* begin *
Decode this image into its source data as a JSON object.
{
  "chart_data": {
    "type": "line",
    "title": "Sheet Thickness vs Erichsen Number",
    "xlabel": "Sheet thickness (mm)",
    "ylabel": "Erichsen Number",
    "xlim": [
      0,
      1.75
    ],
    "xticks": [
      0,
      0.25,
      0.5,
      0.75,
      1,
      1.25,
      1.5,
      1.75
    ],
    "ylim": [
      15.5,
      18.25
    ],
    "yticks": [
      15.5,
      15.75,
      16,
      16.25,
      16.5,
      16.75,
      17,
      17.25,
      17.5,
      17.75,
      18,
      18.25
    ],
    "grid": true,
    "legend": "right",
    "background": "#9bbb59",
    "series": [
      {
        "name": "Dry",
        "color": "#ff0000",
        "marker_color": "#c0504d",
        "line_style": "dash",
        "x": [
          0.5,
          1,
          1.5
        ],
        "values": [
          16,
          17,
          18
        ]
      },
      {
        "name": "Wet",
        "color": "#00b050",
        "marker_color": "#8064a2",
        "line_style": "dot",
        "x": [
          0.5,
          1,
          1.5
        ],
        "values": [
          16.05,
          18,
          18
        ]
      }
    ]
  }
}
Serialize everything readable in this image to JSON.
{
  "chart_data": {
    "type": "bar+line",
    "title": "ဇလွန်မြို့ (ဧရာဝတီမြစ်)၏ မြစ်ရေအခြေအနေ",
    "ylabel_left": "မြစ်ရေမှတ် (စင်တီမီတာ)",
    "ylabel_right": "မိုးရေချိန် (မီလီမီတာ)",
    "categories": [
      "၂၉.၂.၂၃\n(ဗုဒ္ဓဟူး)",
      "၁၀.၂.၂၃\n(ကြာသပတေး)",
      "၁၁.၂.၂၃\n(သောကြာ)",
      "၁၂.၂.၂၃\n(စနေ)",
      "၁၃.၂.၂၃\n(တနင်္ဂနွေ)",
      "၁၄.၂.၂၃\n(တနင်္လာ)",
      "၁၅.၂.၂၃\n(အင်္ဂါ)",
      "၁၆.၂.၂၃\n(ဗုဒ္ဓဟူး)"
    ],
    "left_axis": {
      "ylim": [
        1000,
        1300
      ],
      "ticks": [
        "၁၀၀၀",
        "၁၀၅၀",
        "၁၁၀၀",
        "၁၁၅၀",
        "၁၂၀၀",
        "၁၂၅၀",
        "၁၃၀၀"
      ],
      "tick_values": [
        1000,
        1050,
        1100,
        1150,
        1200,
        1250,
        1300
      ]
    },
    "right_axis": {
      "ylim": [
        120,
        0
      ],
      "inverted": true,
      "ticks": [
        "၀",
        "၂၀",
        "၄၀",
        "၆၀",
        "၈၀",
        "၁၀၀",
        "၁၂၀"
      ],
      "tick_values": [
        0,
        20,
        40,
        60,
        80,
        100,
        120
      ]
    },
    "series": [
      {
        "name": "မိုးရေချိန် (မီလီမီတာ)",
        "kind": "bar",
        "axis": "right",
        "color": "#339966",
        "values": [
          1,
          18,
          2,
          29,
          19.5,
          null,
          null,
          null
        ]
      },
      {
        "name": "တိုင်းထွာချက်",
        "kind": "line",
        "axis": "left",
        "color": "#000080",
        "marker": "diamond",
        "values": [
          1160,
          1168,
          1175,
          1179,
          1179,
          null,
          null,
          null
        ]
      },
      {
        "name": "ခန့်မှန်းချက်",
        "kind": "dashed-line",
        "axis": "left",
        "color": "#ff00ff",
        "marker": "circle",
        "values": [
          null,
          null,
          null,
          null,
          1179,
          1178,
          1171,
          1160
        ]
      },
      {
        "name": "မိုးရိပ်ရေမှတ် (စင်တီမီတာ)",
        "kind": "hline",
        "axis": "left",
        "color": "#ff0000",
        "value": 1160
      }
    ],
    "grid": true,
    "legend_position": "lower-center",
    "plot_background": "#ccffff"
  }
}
* end *
Extract all of the material exactly as it is written.

Decode this image into its source data as a JSON object.
{
  "chart_data": {
    "type": "line",
    "title": "Sheet Thickness vs Erichsen Number",
    "xlabel": "Sheet thickness (mm)",
    "ylabel": "Erichsen Number",
    "xlim": [
      0,
      1.75
    ],
    "xticks": [
      0,
      0.25,
      0.5,
      0.75,
      1,
      1.25,
      1.5,
      1.75
    ],
    "ylim": [
      15.5,
      18.25
    ],
    "yticks": [
      15.5,
      15.75,
      16,
      16.25,
      16.5,
      16.75,
      17,
      17.25,
      17.5,
      17.75,
      18,
      18.25
    ],
    "grid": true,
    "legend": "right",
    "background": "#9bbb59",
    "series": [
      {
        "name": "Dry",
        "color": "#ff0000",
        "marker_color": "#c0504d",
        "line_style": "dash",
        "x": [
          0.5,
          1,
          1.5
        ],
        "values": [
          16,
          17,
          18
        ]
      },
      {
        "name": "Wet",
        "color": "#00b050",
        "marker_color": "#8064a2",
        "line_style": "dot",
        "x": [
          0.5,
          1,
          1.5
        ],
        "values": [
          16.05,
          18,
          18
        ]
      }
    ]
  }
}
Serialize everything readable in this image to JSON.
{
  "chart_data": {
    "type": "bar+line",
    "title": "ဇလွန်မြို့ (ဧရာဝတီမြစ်)၏ မြစ်ရေအခြေအနေ",
    "ylabel_left": "မြစ်ရေမှတ် (စင်တီမီတာ)",
    "ylabel_right": "မိုးရေချိန် (မီလီမီတာ)",
    "categories": [
      "၂၉.၂.၂၃\n(ဗုဒ္ဓဟူး)",
      "၁၀.၂.၂၃\n(ကြာသပတေး)",
      "၁၁.၂.၂၃\n(သောကြာ)",
      "၁၂.၂.၂၃\n(စနေ)",
      "၁၃.၂.၂၃\n(တနင်္ဂနွေ)",
      "၁၄.၂.၂၃\n(တနင်္လာ)",
      "၁၅.၂.၂၃\n(အင်္ဂါ)",
      "၁၆.၂.၂၃\n(ဗုဒ္ဓဟူး)"
    ],
    "left_axis": {
      "ylim": [
        1000,
        1300
      ],
      "ticks": [
        "၁၀၀၀",
        "၁၀၅၀",
        "၁၁၀၀",
        "၁၁၅၀",
        "၁၂၀၀",
        "၁၂၅၀",
        "၁၃၀၀"
      ],
      "tick_values": [
        1000,
        1050,
        1100,
        1150,
        1200,
        1250,
        1300
      ]
    },
    "right_axis": {
      "ylim": [
        120,
        0
      ],
      "inverted": true,
      "ticks": [
        "၀",
        "၂၀",
        "၄၀",
        "၆၀",
        "၈၀",
        "၁၀၀",
        "၁၂၀"
      ],
      "tick_values": [
        0,
        20,
        40,
        60,
        80,
        100,
        120
      ]
    },
    "series": [
      {
        "name": "မိုးရေချိန် (မီလီမီတာ)",
        "kind": "bar",
        "axis": "right",
        "color": "#339966",
        "values": [
          1,
          18,
          2,
          29,
          19.5,
          null,
          null,
          null
        ]
      },
      {
        "name": "တိုင်းထွာချက်",
        "kind": "line",
        "axis": "left",
        "color": "#000080",
        "marker": "diamond",
        "values": [
          1160,
          1168,
          1175,
          1179,
          1179,
          null,
          null,
          null
        ]
      },
      {
        "name": "ခန့်မှန်းချက်",
        "kind": "dashed-line",
        "axis": "left",
        "color": "#ff00ff",
        "marker": "circle",
        "values": [
          null,
          null,
          null,
          null,
          1179,
          1178,
          1171,
          1160
        ]
      },
      {
        "name": "မိုးရိပ်ရေမှတ် (စင်တီမီတာ)",
        "kind": "hline",
        "axis": "left",
        "color": "#ff0000",
        "value": 1160
      }
    ],
    "grid": true,
    "legend_position": "lower-center",
    "plot_background": "#ccffff"
  }
}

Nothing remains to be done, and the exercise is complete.